#### [EXERCISE DIRECTIONS]
Copy the entries below exactly. Images do not belong in the copy.
------ DATA LISTING ------
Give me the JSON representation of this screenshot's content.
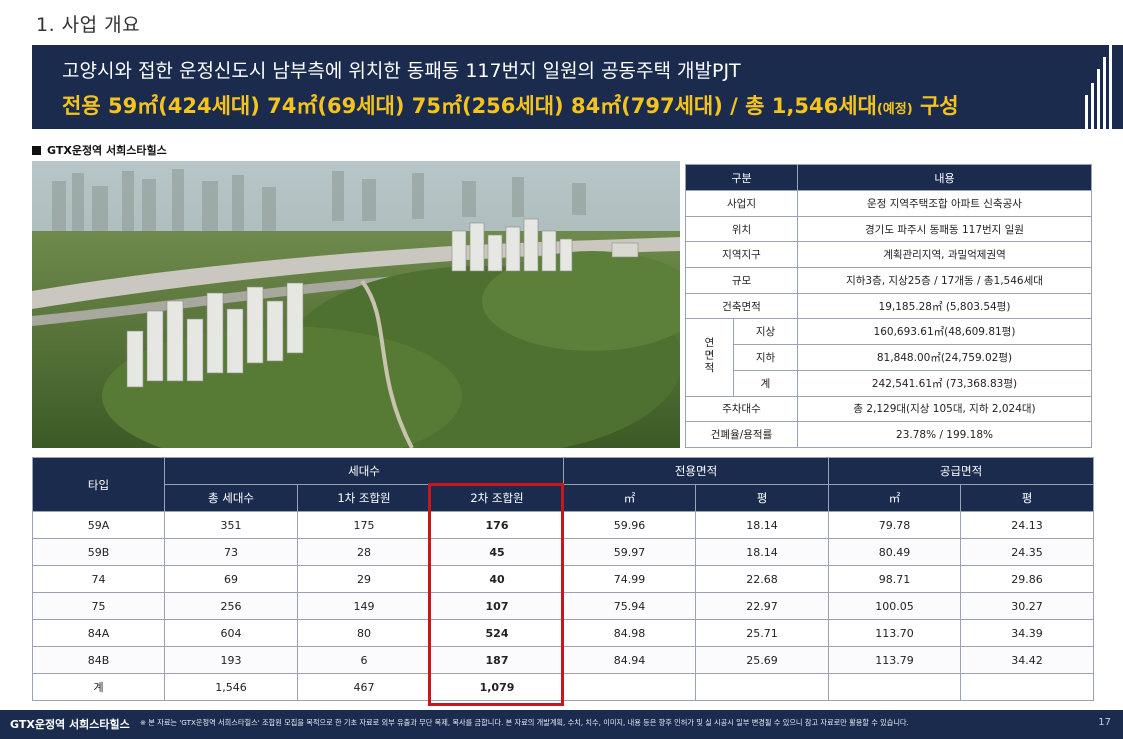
{
  "section_title": "1. 사업 개요",
  "banner": {
    "line1": "고양시와 접한 운정신도시 남부측에 위치한 동패동 117번지 일원의 공동주택 개발PJT",
    "line2_main": "전용 59㎡(424세대) 74㎡(69세대) 75㎡(256세대) 84㎡(797세대) / 총 1,546세대",
    "line2_small": "(예정)",
    "line2_tail": " 구성"
  },
  "subhead": "GTX운정역 서희스타힐스",
  "info_table": {
    "header_left": "구분",
    "header_right": "내용",
    "rows": [
      {
        "label": "사업지",
        "value": "운정 지역주택조합 아파트 신축공사"
      },
      {
        "label": "위치",
        "value": "경기도 파주시 동패동 117번지 일원"
      },
      {
        "label": "지역지구",
        "value": "계획관리지역, 과밀억제권역"
      },
      {
        "label": "규모",
        "value": "지하3층, 지상25층 / 17개동 / 총1,546세대"
      },
      {
        "label": "건축면적",
        "value": "19,185.28㎡ (5,803.54평)"
      }
    ],
    "area_group_label": "연면적",
    "area_rows": [
      {
        "label": "지상",
        "value": "160,693.61㎡(48,609.81평)"
      },
      {
        "label": "지하",
        "value": "81,848.00㎡(24,759.02평)"
      },
      {
        "label": "계",
        "value": "242,541.61㎡ (73,368.83평)"
      }
    ],
    "tail_rows": [
      {
        "label": "주차대수",
        "value": "총 2,129대(지상 105대, 지하 2,024대)"
      },
      {
        "label": "건폐율/용적률",
        "value": "23.78% / 199.18%"
      }
    ]
  },
  "units_table": {
    "h_type": "타입",
    "h_households": "세대수",
    "h_exclusive": "전용면적",
    "h_supply": "공급면적",
    "sub_total": "총 세대수",
    "sub_first": "1차 조합원",
    "sub_second": "2차 조합원",
    "sub_m2_a": "㎡",
    "sub_py_a": "평",
    "sub_m2_b": "㎡",
    "sub_py_b": "평",
    "rows": [
      {
        "type": "59A",
        "total": "351",
        "first": "175",
        "second": "176",
        "ex_m2": "59.96",
        "ex_py": "18.14",
        "sup_m2": "79.78",
        "sup_py": "24.13"
      },
      {
        "type": "59B",
        "total": "73",
        "first": "28",
        "second": "45",
        "ex_m2": "59.97",
        "ex_py": "18.14",
        "sup_m2": "80.49",
        "sup_py": "24.35"
      },
      {
        "type": "74",
        "total": "69",
        "first": "29",
        "second": "40",
        "ex_m2": "74.99",
        "ex_py": "22.68",
        "sup_m2": "98.71",
        "sup_py": "29.86"
      },
      {
        "type": "75",
        "total": "256",
        "first": "149",
        "second": "107",
        "ex_m2": "75.94",
        "ex_py": "22.97",
        "sup_m2": "100.05",
        "sup_py": "30.27"
      },
      {
        "type": "84A",
        "total": "604",
        "first": "80",
        "second": "524",
        "ex_m2": "84.98",
        "ex_py": "25.71",
        "sup_m2": "113.70",
        "sup_py": "34.39"
      },
      {
        "type": "84B",
        "total": "193",
        "first": "6",
        "second": "187",
        "ex_m2": "84.94",
        "ex_py": "25.69",
        "sup_m2": "113.79",
        "sup_py": "34.42"
      },
      {
        "type": "계",
        "total": "1,546",
        "first": "467",
        "second": "1,079",
        "ex_m2": "",
        "ex_py": "",
        "sup_m2": "",
        "sup_py": ""
      }
    ]
  },
  "footer": {
    "brand": "GTX운정역 서희스타힐스",
    "note": "※ 본 자료는 'GTX운정역 서희스타힐스' 조합원 모집을 목적으로 한 기초 자료로 외부 유출과 무단 복제, 복사를 금합니다. 본 자료의 개발계획, 수치, 치수, 이미지, 내용 등은 향후 인허가 및 실 시공시 일부 변경될 수 있으니 참고 자료로만 활용할 수 있습니다.",
    "page": "17"
  },
  "colors": {
    "navy": "#1b2b4e",
    "gold": "#f5c41c",
    "highlight_red": "#c8161d"
  }
}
------
#### [ANSWER TO THE PROBLEM]
Give me the JSON representation of this screenshot's content.
{
  "section_title": "1. 사업 개요",
  "banner": {
    "line1": "고양시와 접한 운정신도시 남부측에 위치한 동패동 117번지 일원의 공동주택 개발PJT",
    "line2_main": "전용 59㎡(424세대) 74㎡(69세대) 75㎡(256세대) 84㎡(797세대) / 총 1,546세대",
    "line2_small": "(예정)",
    "line2_tail": " 구성"
  },
  "subhead": "GTX운정역 서희스타힐스",
  "info_table": {
    "header_left": "구분",
    "header_right": "내용",
    "rows": [
      {
        "label": "사업지",
        "value": "운정 지역주택조합 아파트 신축공사"
      },
      {
        "label": "위치",
        "value": "경기도 파주시 동패동 117번지 일원"
      },
      {
        "label": "지역지구",
        "value": "계획관리지역, 과밀억제권역"
      },
      {
        "label": "규모",
        "value": "지하3층, 지상25층 / 17개동 / 총1,546세대"
      },
      {
        "label": "건축면적",
        "value": "19,185.28㎡ (5,803.54평)"
      }
    ],
    "area_group_label": "연면적",
    "area_rows": [
      {
        "label": "지상",
        "value": "160,693.61㎡(48,609.81평)"
      },
      {
        "label": "지하",
        "value": "81,848.00㎡(24,759.02평)"
      },
      {
        "label": "계",
        "value": "242,541.61㎡ (73,368.83평)"
      }
    ],
    "tail_rows": [
      {
        "label": "주차대수",
        "value": "총 2,129대(지상 105대, 지하 2,024대)"
      },
      {
        "label": "건폐율/용적률",
        "value": "23.78% / 199.18%"
      }
    ]
  },
  "units_table": {
    "h_type": "타입",
    "h_households": "세대수",
    "h_exclusive": "전용면적",
    "h_supply": "공급면적",
    "sub_total": "총 세대수",
    "sub_first": "1차 조합원",
    "sub_second": "2차 조합원",
    "sub_m2_a": "㎡",
    "sub_py_a": "평",
    "sub_m2_b": "㎡",
    "sub_py_b": "평",
    "rows": [
      {
        "type": "59A",
        "total": "351",
        "first": "175",
        "second": "176",
        "ex_m2": "59.96",
        "ex_py": "18.14",
        "sup_m2": "79.78",
        "sup_py": "24.13"
      },
      {
        "type": "59B",
        "total": "73",
        "first": "28",
        "second": "45",
        "ex_m2": "59.97",
        "ex_py": "18.14",
        "sup_m2": "80.49",
        "sup_py": "24.35"
      },
      {
        "type": "74",
        "total": "69",
        "first": "29",
        "second": "40",
        "ex_m2": "74.99",
        "ex_py": "22.68",
        "sup_m2": "98.71",
        "sup_py": "29.86"
      },
      {
        "type": "75",
        "total": "256",
        "first": "149",
        "second": "107",
        "ex_m2": "75.94",
        "ex_py": "22.97",
        "sup_m2": "100.05",
        "sup_py": "30.27"
      },
      {
        "type": "84A",
        "total": "604",
        "first": "80",
        "second": "524",
        "ex_m2": "84.98",
        "ex_py": "25.71",
        "sup_m2": "113.70",
        "sup_py": "34.39"
      },
      {
        "type": "84B",
        "total": "193",
        "first": "6",
        "second": "187",
        "ex_m2": "84.94",
        "ex_py": "25.69",
        "sup_m2": "113.79",
        "sup_py": "34.42"
      },
      {
        "type": "계",
        "total": "1,546",
        "first": "467",
        "second": "1,079",
        "ex_m2": "",
        "ex_py": "",
        "sup_m2": "",
        "sup_py": ""
      }
    ]
  },
  "footer": {
    "brand": "GTX운정역 서희스타힐스",
    "note": "※ 본 자료는 'GTX운정역 서희스타힐스' 조합원 모집을 목적으로 한 기초 자료로 외부 유출과 무단 복제, 복사를 금합니다. 본 자료의 개발계획, 수치, 치수, 이미지, 내용 등은 향후 인허가 및 실 시공시 일부 변경될 수 있으니 참고 자료로만 활용할 수 있습니다.",
    "page": "17"
  },
  "colors": {
    "navy": "#1b2b4e",
    "gold": "#f5c41c",
    "highlight_red": "#c8161d"
  }
}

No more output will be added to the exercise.